• _The problem_
Render the lines below as a Markdown table with the columns "Row" and "Line", numbering each line and leaving out blank lines and the pictures.
begin
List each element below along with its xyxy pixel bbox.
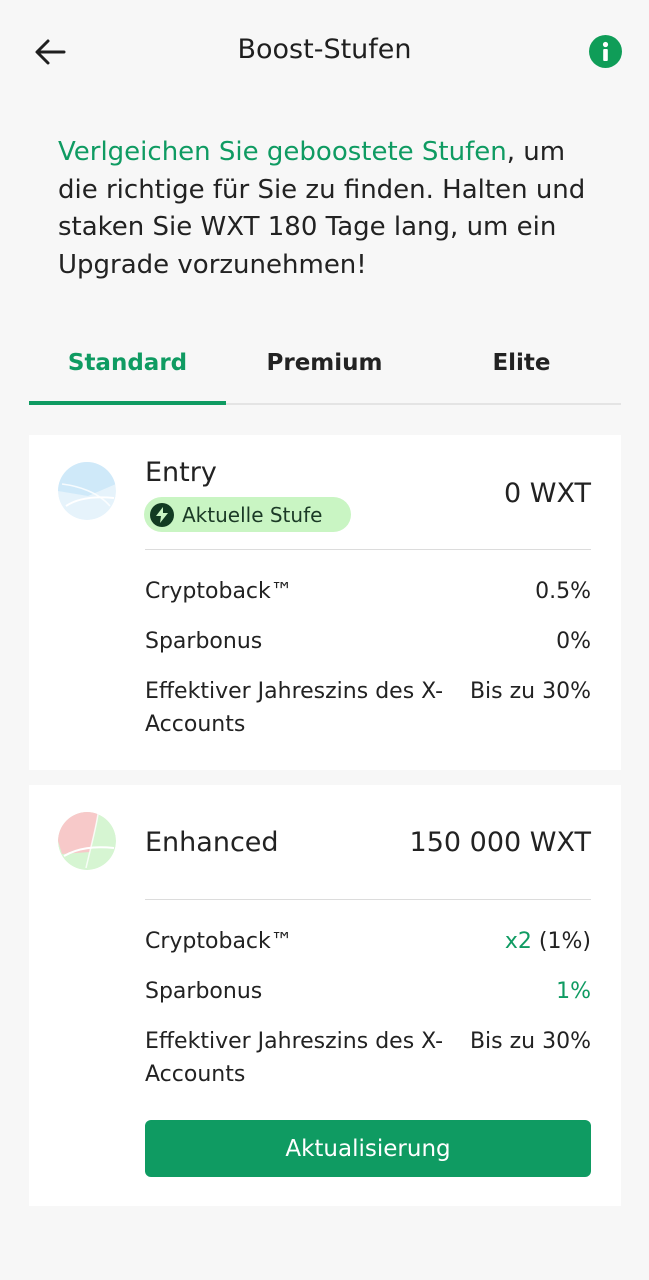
divider bbox=[145, 899, 591, 900]
row-label: Sparbonus bbox=[145, 979, 263, 1004]
tab-standard[interactable]: Standard bbox=[29, 330, 226, 405]
cryptoback-row: Cryptoback™ 0.5% bbox=[145, 575, 591, 608]
info-icon bbox=[602, 41, 609, 61]
tier-name: Entry bbox=[145, 457, 217, 488]
percent-value: (1%) bbox=[531, 929, 591, 954]
tier-enhanced-icon bbox=[58, 812, 116, 870]
row-label: Effektiver Jahreszins des X-Accounts bbox=[145, 1029, 444, 1087]
current-tier-badge: Aktuelle Stufe bbox=[144, 497, 351, 532]
row-value: Bis zu 30% bbox=[469, 679, 591, 704]
sparbonus-row: Sparbonus 0% bbox=[145, 625, 591, 658]
row-value: 0.5% bbox=[535, 579, 591, 604]
cryptoback-row: Cryptoback™ x2 (1%) bbox=[145, 925, 591, 958]
apy-row: Effektiver Jahreszins des X-Accounts Bis… bbox=[145, 675, 591, 741]
multiplier-value: x2 bbox=[504, 929, 532, 954]
info-button[interactable] bbox=[589, 35, 622, 68]
badge-label: Aktuelle Stufe bbox=[182, 502, 323, 527]
tier-card-entry: Entry Aktuelle Stufe 0 WXT Cryptoback™ 0… bbox=[29, 435, 621, 770]
divider bbox=[145, 549, 591, 550]
sparbonus-row: Sparbonus 1% bbox=[145, 975, 591, 1008]
tier-amount: 150 000 WXT bbox=[409, 827, 591, 858]
row-label: Cryptoback™ bbox=[145, 929, 293, 954]
tier-tabs: Standard Premium Elite bbox=[29, 330, 621, 405]
upgrade-button[interactable]: Aktualisierung bbox=[145, 1120, 591, 1177]
row-value: 0% bbox=[556, 629, 591, 654]
row-label: Cryptoback™ bbox=[145, 579, 293, 604]
apy-row: Effektiver Jahreszins des X-Accounts Bis… bbox=[145, 1025, 591, 1091]
compare-tiers-link[interactable]: Verlgeichen Sie geboostete Stufen bbox=[58, 137, 507, 167]
tab-premium[interactable]: Premium bbox=[226, 330, 423, 403]
row-value: Bis zu 30% bbox=[469, 1029, 591, 1054]
tier-card-enhanced: Enhanced 150 000 WXT Cryptoback™ x2 (1%)… bbox=[29, 785, 621, 1206]
row-value: x2 (1%) bbox=[505, 925, 591, 958]
row-label: Sparbonus bbox=[145, 629, 263, 654]
row-value: 1% bbox=[556, 979, 591, 1004]
page-title: Boost-Stufen bbox=[237, 34, 412, 65]
tier-amount: 0 WXT bbox=[504, 478, 591, 509]
row-label: Effektiver Jahreszins des X-Accounts bbox=[145, 679, 444, 737]
tab-elite[interactable]: Elite bbox=[423, 330, 620, 403]
tier-name: Enhanced bbox=[145, 827, 279, 858]
header: Boost-Stufen bbox=[0, 0, 649, 105]
lightning-icon bbox=[150, 502, 174, 527]
intro-text: Verlgeichen Sie geboostete Stufen, um di… bbox=[58, 134, 598, 284]
tier-entry-icon bbox=[58, 462, 116, 520]
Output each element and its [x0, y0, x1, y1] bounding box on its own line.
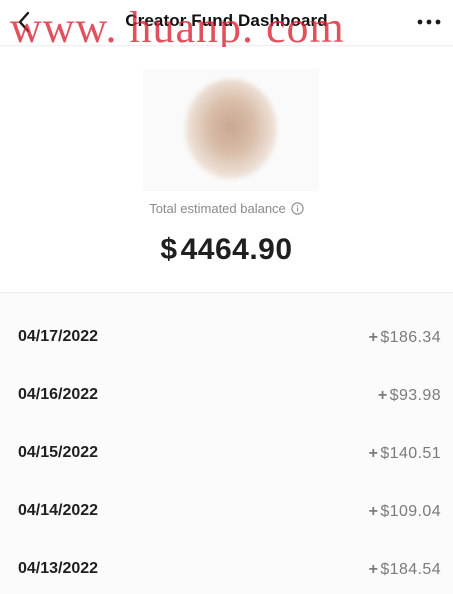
end
• _Answer for this exercise_
| Row | Line |
|---|---|
| 1 | List each element below along with its xyxy pixel bbox. |
| 2 | divider bbox=[145, 899, 591, 900] |
| 3 | row-label: Sparbonus bbox=[145, 979, 263, 1004] |
| 4 | tab-standard[interactable]: Standard bbox=[29, 330, 226, 405] |
| 5 | cryptoback-row: Cryptoback™ 0.5% bbox=[145, 575, 591, 608] |
| 6 | info-icon bbox=[602, 41, 609, 61] |
| 7 | tier-name: Entry bbox=[145, 457, 217, 488] |
| 8 | percent-value: (1%) bbox=[531, 929, 591, 954] |
| 9 | tier-enhanced-icon bbox=[58, 812, 116, 870] |
| 10 | row-label: Effektiver Jahreszins des X-Accounts bbox=[145, 1029, 444, 1087] |
| 11 | current-tier-badge: Aktuelle Stufe bbox=[144, 497, 351, 532] |
| 12 | row-value: Bis zu 30% bbox=[469, 679, 591, 704] |
| 13 | sparbonus-row: Sparbonus 0% bbox=[145, 625, 591, 658] |
| 14 | row-value: 0.5% bbox=[535, 579, 591, 604] |
| 15 | cryptoback-row: Cryptoback™ x2 (1%) bbox=[145, 925, 591, 958] |
| 16 | apy-row: Effektiver Jahreszins des X-Accounts Bis… bbox=[145, 675, 591, 741] |
| 17 | multiplier-value: x2 bbox=[504, 929, 532, 954] |
| 18 | info-button[interactable] bbox=[589, 35, 622, 68] |
| 19 | badge-label: Aktuelle Stufe bbox=[182, 502, 323, 527] |
| 20 | tier-card-entry: Entry Aktuelle Stufe 0 WXT Cryptoback™ 0… bbox=[29, 435, 621, 770] |
| 21 | divider bbox=[145, 549, 591, 550] |
| 22 | sparbonus-row: Sparbonus 1% bbox=[145, 975, 591, 1008] |
| 23 | tier-amount: 150 000 WXT bbox=[409, 827, 591, 858] |
| 24 | row-label: Cryptoback™ bbox=[145, 929, 293, 954] |
| 25 | tier-tabs: Standard Premium Elite bbox=[29, 330, 621, 405] |
| 26 | upgrade-button[interactable]: Aktualisierung bbox=[145, 1120, 591, 1177] |
| 27 | row-value: 0% bbox=[556, 629, 591, 654] |
| 28 | row-label: Cryptoback™ bbox=[145, 579, 293, 604] |
| 29 | apy-row: Effektiver Jahreszins des X-Accounts Bis… bbox=[145, 1025, 591, 1091] |
| 30 | compare-tiers-link[interactable]: Verlgeichen Sie geboostete Stufen bbox=[58, 137, 507, 167] |
| 31 | tab-premium[interactable]: Premium bbox=[226, 330, 423, 403] |
| 32 | row-value: Bis zu 30% bbox=[469, 1029, 591, 1054] |
| 33 | tier-card-enhanced: Enhanced 150 000 WXT Cryptoback™ x2 (1%)… bbox=[29, 785, 621, 1206] |
| 34 | row-value: x2 (1%) bbox=[505, 925, 591, 958] |
| 35 | row-label: Sparbonus bbox=[145, 629, 263, 654] |
| 36 | row-value: 1% bbox=[556, 979, 591, 1004] |
| 37 | page-title: Boost-Stufen bbox=[237, 34, 412, 65] |
| 38 | tier-amount: 0 WXT bbox=[504, 478, 591, 509] |
| 39 | row-label: Effektiver Jahreszins des X-Accounts bbox=[145, 679, 444, 737] |
| 40 | tab-elite[interactable]: Elite bbox=[423, 330, 620, 403] |
| 41 | tier-name: Enhanced bbox=[145, 827, 279, 858] |
| 42 | header: Boost-Stufen bbox=[0, 0, 649, 105] |
| 43 | lightning-icon bbox=[150, 502, 174, 527] |
| 44 | intro-text: Verlgeichen Sie geboostete Stufen, um di… bbox=[58, 134, 598, 284] |
| 45 | tier-entry-icon bbox=[58, 462, 116, 520] |
| 46 | Output each element and its [x0, y0, x1, y1] bounding box on its own line. |